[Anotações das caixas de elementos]
____________

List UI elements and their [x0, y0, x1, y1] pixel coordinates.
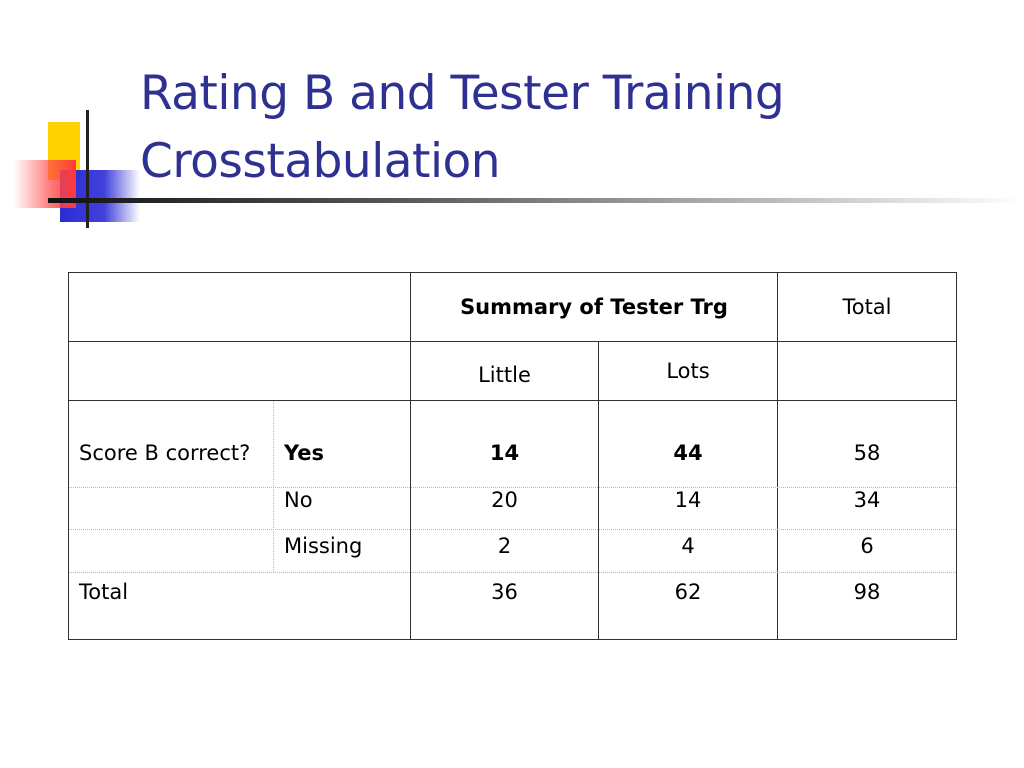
- row-variable-label: Score B correct?: [79, 441, 251, 465]
- body-divider: [69, 400, 956, 401]
- row-label-divider: [273, 401, 274, 572]
- cell-missing-lots: 4: [681, 534, 695, 558]
- row-divider-1: [69, 487, 956, 488]
- cell-yes-little: 14: [489, 441, 520, 465]
- row-label-total: Total: [79, 580, 129, 604]
- slide-title-line-2: Crosstabulation: [140, 134, 501, 189]
- cell-no-lots: 14: [674, 488, 702, 512]
- header-divider: [69, 341, 956, 342]
- cell-yes-total: 58: [853, 441, 881, 465]
- cell-total-total: 98: [853, 580, 881, 604]
- header-col-little: Little: [478, 363, 531, 387]
- cell-no-total: 34: [853, 488, 881, 512]
- cell-total-lots: 62: [674, 580, 702, 604]
- row-label-no: No: [284, 488, 313, 512]
- stacked-squares-logo-icon: [14, 110, 1024, 228]
- cell-yes-lots: 44: [673, 441, 703, 465]
- crosstab-table: Summary of Tester Trg Total Little Lots …: [68, 272, 957, 640]
- col-divider-1: [410, 273, 411, 639]
- row-divider-3: [69, 572, 956, 573]
- row-divider-2: [69, 529, 956, 530]
- cell-no-little: 20: [491, 488, 518, 512]
- cell-missing-little: 2: [497, 534, 512, 558]
- header-col-lots: Lots: [666, 359, 710, 383]
- cell-total-little: 36: [491, 580, 518, 604]
- slide-title: Rating B and Tester Training Crosstabula…: [140, 60, 785, 196]
- row-label-yes: Yes: [284, 441, 325, 465]
- row-label-missing: Missing: [284, 534, 363, 558]
- slide-title-line-1: Rating B and Tester Training: [140, 66, 785, 121]
- col-divider-3: [777, 273, 778, 639]
- header-group-label: Summary of Tester Trg: [460, 295, 728, 319]
- header-total-label: Total: [842, 295, 892, 319]
- col-divider-2: [598, 341, 599, 639]
- cell-missing-total: 6: [860, 534, 874, 558]
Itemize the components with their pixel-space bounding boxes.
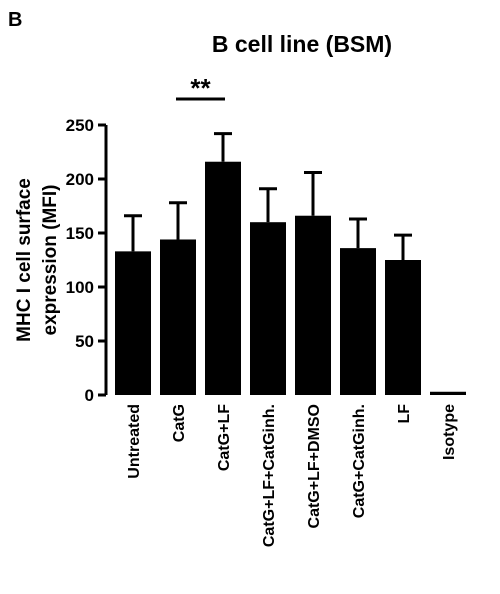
y-axis-label-line-2: expression (MFI): [40, 185, 61, 336]
y-tick-label: 150: [66, 224, 94, 243]
bar: [430, 391, 466, 395]
category-label: Untreated: [126, 404, 143, 479]
panel-label: B: [8, 9, 22, 31]
plot-area: 0 50 100 150 200 250 Untreated CatG CatG+LF CatG+…: [66, 73, 466, 547]
bar: [160, 239, 196, 395]
bar: [295, 215, 331, 395]
y-axis-label-line-1: MHC I cell surface: [14, 178, 35, 342]
category-label: CatG+LF+DMSO: [306, 404, 323, 528]
y-tick-label: 100: [66, 278, 94, 297]
y-tick-label: 250: [66, 116, 94, 135]
bar: [385, 260, 421, 395]
category-label: CatG+CatGinh.: [351, 404, 368, 518]
y-tick-label: 200: [66, 170, 94, 189]
significance-label: **: [190, 73, 211, 103]
bar: [340, 248, 376, 395]
category-label: CatG: [171, 404, 188, 442]
category-label: CatG+LF+CatGinh.: [261, 404, 278, 547]
bar: [115, 251, 151, 395]
chart-title: B cell line (BSM): [212, 31, 392, 57]
category-label: Isotype: [441, 404, 458, 460]
y-tick-label: 50: [75, 332, 94, 351]
y-tick-label: 0: [85, 386, 94, 405]
category-label: LF: [396, 404, 413, 424]
category-label: CatG+LF: [216, 404, 233, 471]
bar: [205, 161, 241, 395]
bar: [250, 222, 286, 395]
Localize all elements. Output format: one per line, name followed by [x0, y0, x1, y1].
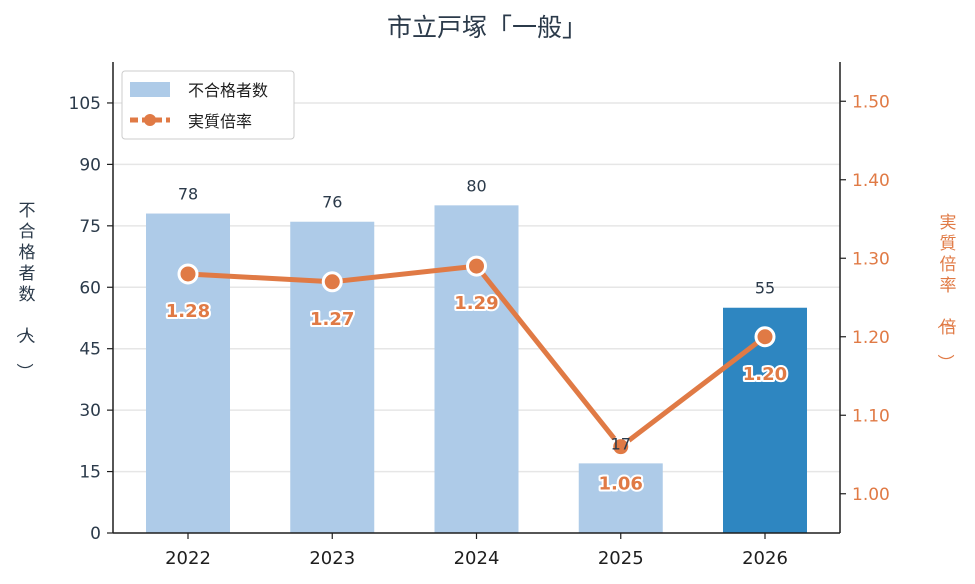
chart-title: 市立戸塚「一般」	[387, 13, 587, 42]
bar-value-label: 55	[755, 279, 775, 298]
legend-label-rate: 実質倍率	[188, 112, 252, 131]
y-axis-label-right: 実質倍率（倍）	[935, 213, 957, 371]
rate-value-label: 1.29	[454, 293, 498, 314]
bar	[434, 205, 519, 533]
x-axis-ticks: 2022 2023 2024 2025 2026	[165, 533, 788, 569]
rate-point	[321, 271, 343, 293]
right-tick-label: 1.30	[852, 249, 890, 269]
right-tick-label: 1.00	[852, 485, 890, 505]
bar-value-label: 17	[611, 434, 631, 453]
left-tick-label: 45	[79, 340, 101, 360]
legend-swatch-marker	[144, 114, 156, 126]
rate-value-label: 1.20	[743, 364, 787, 385]
axis-labels: 不合格者数（人） 実質倍率（倍）	[14, 201, 957, 380]
legend-label-bars: 不合格者数	[188, 81, 268, 100]
rate-point	[610, 436, 632, 458]
left-tick-label: 75	[79, 217, 101, 237]
left-tick-label: 105	[69, 94, 101, 114]
rate-line-series	[177, 255, 776, 458]
left-tick-label: 60	[79, 278, 101, 298]
right-axis-ticks: 1.00 1.10 1.20 1.30 1.40 1.50	[840, 92, 890, 505]
rate-value-label: 1.27	[310, 309, 354, 330]
bar	[578, 463, 663, 533]
x-tick-label: 2023	[309, 548, 355, 569]
rate-value-labels: 1.28 1.27 1.29 1.06 1.20	[164, 291, 789, 497]
legend-swatch-bar	[130, 82, 170, 97]
x-tick-label: 2025	[598, 548, 644, 569]
rate-point	[177, 263, 199, 285]
rate-value-label: 1.28	[166, 301, 210, 322]
right-tick-label: 1.40	[852, 171, 890, 191]
bar	[290, 221, 375, 533]
bar-value-label: 78	[178, 185, 198, 204]
left-tick-label: 30	[79, 401, 101, 421]
left-tick-label: 0	[90, 524, 101, 544]
y-axis-label-left: 不合格者数（人）	[14, 201, 36, 380]
rate-point	[754, 326, 776, 348]
right-tick-label: 1.10	[852, 406, 890, 426]
left-tick-label: 90	[79, 155, 101, 175]
right-tick-label: 1.20	[852, 328, 890, 348]
bar	[146, 213, 230, 533]
bar-value-label: 80	[466, 176, 486, 195]
bar-series	[146, 205, 807, 533]
rate-value-label: 1.06	[599, 474, 643, 495]
left-tick-label: 15	[79, 463, 101, 483]
bar-value-labels: 78 76 80 17 55	[178, 176, 775, 453]
x-tick-label: 2024	[454, 548, 500, 569]
bar-value-label: 76	[322, 193, 342, 212]
right-tick-label: 1.50	[852, 92, 890, 112]
left-axis-ticks: 0 15 30 45 60 75 90 105	[69, 94, 113, 544]
x-tick-label: 2026	[742, 548, 788, 569]
x-tick-label: 2022	[165, 548, 211, 569]
rate-point	[466, 255, 487, 277]
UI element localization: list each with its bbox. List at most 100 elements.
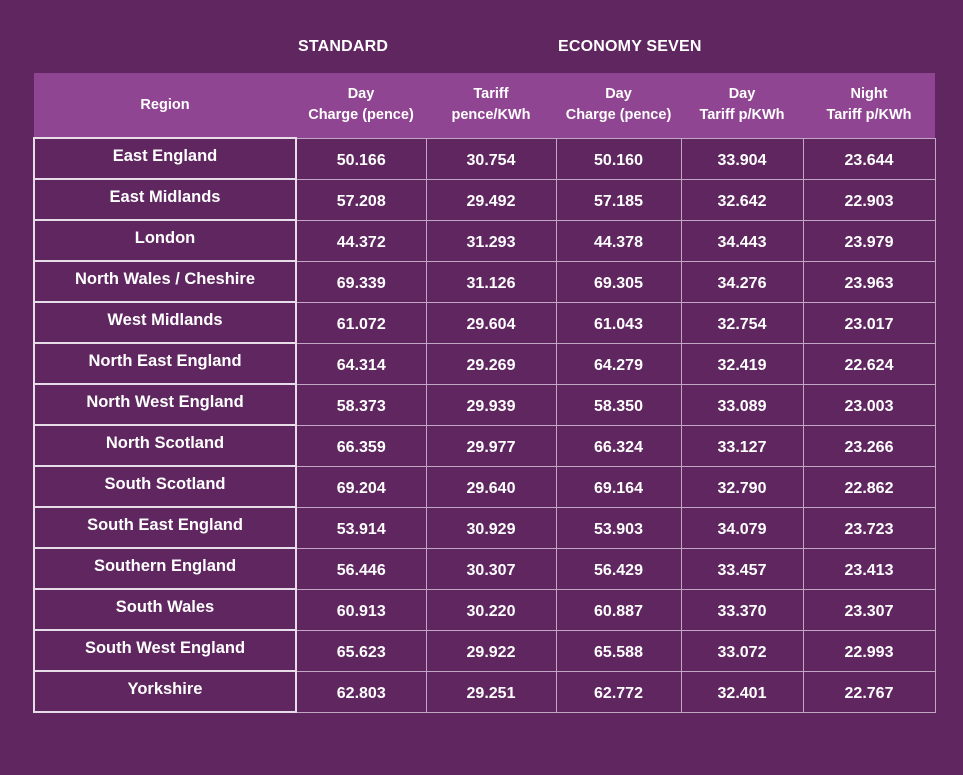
e7-day-charge-cell: 65.588: [555, 629, 682, 672]
standard-day-charge-cell: 69.339: [295, 260, 427, 303]
standard-tariff-cell: 29.977: [425, 424, 557, 467]
e7-night-tariff-cell: 23.979: [802, 219, 936, 262]
e7-night-tariff-cell: 23.266: [802, 424, 936, 467]
standard-day-charge-cell: 53.914: [295, 506, 427, 549]
standard-day-charge-cell: 50.166: [295, 137, 427, 180]
standard-day-charge-cell: 65.623: [295, 629, 427, 672]
e7-day-charge-cell: 69.305: [555, 260, 682, 303]
standard-tariff-cell: 30.307: [425, 547, 557, 590]
header-line: Day: [728, 86, 756, 103]
standard-day-charge-cell: 44.372: [295, 219, 427, 262]
region-cell: Yorkshire: [33, 670, 297, 713]
e7-day-tariff-cell: 33.904: [680, 137, 804, 180]
standard-day-charge-cell: 58.373: [295, 383, 427, 426]
e7-night-tariff-cell: 22.624: [802, 342, 936, 385]
standard-tariff-cell: 29.251: [425, 670, 557, 713]
standard-tariff-cell: 29.922: [425, 629, 557, 672]
table-row: East Midlands 57.208 29.492 57.185 32.64…: [33, 178, 936, 221]
e7-day-tariff-cell: 32.419: [680, 342, 804, 385]
header-standard-tariff: Tariff pence/KWh: [426, 73, 556, 138]
region-cell: South East England: [33, 506, 297, 549]
group-label-standard: STANDARD: [298, 38, 389, 55]
region-cell: Southern England: [33, 547, 297, 590]
e7-day-tariff-cell: 32.401: [680, 670, 804, 713]
standard-tariff-cell: 29.492: [425, 178, 557, 221]
header-line: Night: [850, 86, 888, 103]
header-e7-night-tariff: Night Tariff p/KWh: [803, 73, 935, 138]
e7-night-tariff-cell: 23.723: [802, 506, 936, 549]
e7-night-tariff-cell: 23.963: [802, 260, 936, 303]
table-row: East England 50.166 30.754 50.160 33.904…: [33, 137, 936, 180]
e7-day-tariff-cell: 34.443: [680, 219, 804, 262]
standard-day-charge-cell: 56.446: [295, 547, 427, 590]
e7-day-charge-cell: 69.164: [555, 465, 682, 508]
e7-day-charge-cell: 58.350: [555, 383, 682, 426]
region-cell: South Wales: [33, 588, 297, 631]
table-row: South Scotland 69.204 29.640 69.164 32.7…: [33, 465, 936, 508]
group-label-economy-seven: ECONOMY SEVEN: [558, 38, 702, 55]
e7-day-tariff-cell: 33.457: [680, 547, 804, 590]
header-row: Region Day Charge (pence) Tariff pence/K…: [34, 73, 935, 138]
e7-day-charge-cell: 56.429: [555, 547, 682, 590]
standard-day-charge-cell: 69.204: [295, 465, 427, 508]
standard-day-charge-cell: 60.913: [295, 588, 427, 631]
e7-night-tariff-cell: 23.003: [802, 383, 936, 426]
standard-tariff-cell: 29.640: [425, 465, 557, 508]
table-row: North East England 64.314 29.269 64.279 …: [33, 342, 936, 385]
region-cell: North Wales / Cheshire: [33, 260, 297, 303]
header-line: Tariff p/KWh: [826, 107, 912, 124]
header-line: Charge (pence): [308, 107, 414, 124]
header-region-label: Region: [140, 96, 190, 113]
standard-tariff-cell: 29.604: [425, 301, 557, 344]
tariff-table: Region Day Charge (pence) Tariff pence/K…: [33, 73, 936, 713]
e7-day-tariff-cell: 33.072: [680, 629, 804, 672]
e7-day-charge-cell: 62.772: [555, 670, 682, 713]
e7-day-tariff-cell: 34.079: [680, 506, 804, 549]
region-cell: West Midlands: [33, 301, 297, 344]
table-header: Region Day Charge (pence) Tariff pence/K…: [34, 73, 935, 138]
e7-day-charge-cell: 66.324: [555, 424, 682, 467]
e7-day-tariff-cell: 32.790: [680, 465, 804, 508]
standard-tariff-cell: 30.929: [425, 506, 557, 549]
table-row: West Midlands 61.072 29.604 61.043 32.75…: [33, 301, 936, 344]
standard-day-charge-cell: 57.208: [295, 178, 427, 221]
e7-day-tariff-cell: 32.754: [680, 301, 804, 344]
region-cell: North East England: [33, 342, 297, 385]
standard-day-charge-cell: 62.803: [295, 670, 427, 713]
e7-day-tariff-cell: 33.127: [680, 424, 804, 467]
header-e7-day-charge: Day Charge (pence): [556, 73, 681, 138]
e7-night-tariff-cell: 23.017: [802, 301, 936, 344]
table-row: South West England 65.623 29.922 65.588 …: [33, 629, 936, 672]
region-cell: South Scotland: [33, 465, 297, 508]
standard-day-charge-cell: 66.359: [295, 424, 427, 467]
region-cell: East England: [33, 137, 297, 180]
header-line: Tariff: [473, 86, 509, 103]
e7-night-tariff-cell: 22.993: [802, 629, 936, 672]
e7-day-charge-cell: 57.185: [555, 178, 682, 221]
header-line: Day: [605, 86, 632, 103]
e7-night-tariff-cell: 22.903: [802, 178, 936, 221]
standard-tariff-cell: 31.293: [425, 219, 557, 262]
e7-night-tariff-cell: 22.767: [802, 670, 936, 713]
e7-night-tariff-cell: 23.413: [802, 547, 936, 590]
table-row: North West England 58.373 29.939 58.350 …: [33, 383, 936, 426]
table-row: North Scotland 66.359 29.977 66.324 33.1…: [33, 424, 936, 467]
standard-day-charge-cell: 64.314: [295, 342, 427, 385]
standard-tariff-cell: 30.754: [425, 137, 557, 180]
table-body: East England 50.166 30.754 50.160 33.904…: [33, 137, 936, 713]
standard-tariff-cell: 29.269: [425, 342, 557, 385]
region-cell: London: [33, 219, 297, 262]
table-row: Southern England 56.446 30.307 56.429 33…: [33, 547, 936, 590]
e7-day-charge-cell: 44.378: [555, 219, 682, 262]
region-cell: North West England: [33, 383, 297, 426]
region-cell: South West England: [33, 629, 297, 672]
header-line: Tariff p/KWh: [699, 107, 785, 124]
table-row: London 44.372 31.293 44.378 34.443 23.97…: [33, 219, 936, 262]
e7-night-tariff-cell: 22.862: [802, 465, 936, 508]
standard-tariff-cell: 30.220: [425, 588, 557, 631]
standard-day-charge-cell: 61.072: [295, 301, 427, 344]
e7-day-charge-cell: 61.043: [555, 301, 682, 344]
header-region: Region: [34, 73, 296, 138]
table-row: Yorkshire 62.803 29.251 62.772 32.401 22…: [33, 670, 936, 713]
header-line: Charge (pence): [565, 107, 672, 124]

____________

Disponha em uma tabela Markdown, com as colunas Número e Linha da listagem, as linhas da listagem acima, começando pela que contém "y-axis-label-line-2: expression (MFI): [40, 185, 61, 336]" e encerrando após a que contém "panel-label: B: [8, 9, 22, 31]". Deixe de fora as linhas em branco.

| Número | Linha da listagem |
|---|---|
| 1 | y-axis-label-line-2: expression (MFI): [40, 185, 61, 336] |
| 2 | y-tick-label: 150: [66, 224, 94, 243] |
| 3 | bar: [430, 391, 466, 395] |
| 4 | category-label: Untreated: [126, 404, 143, 479] |
| 5 | panel-label: B: [8, 9, 22, 31] |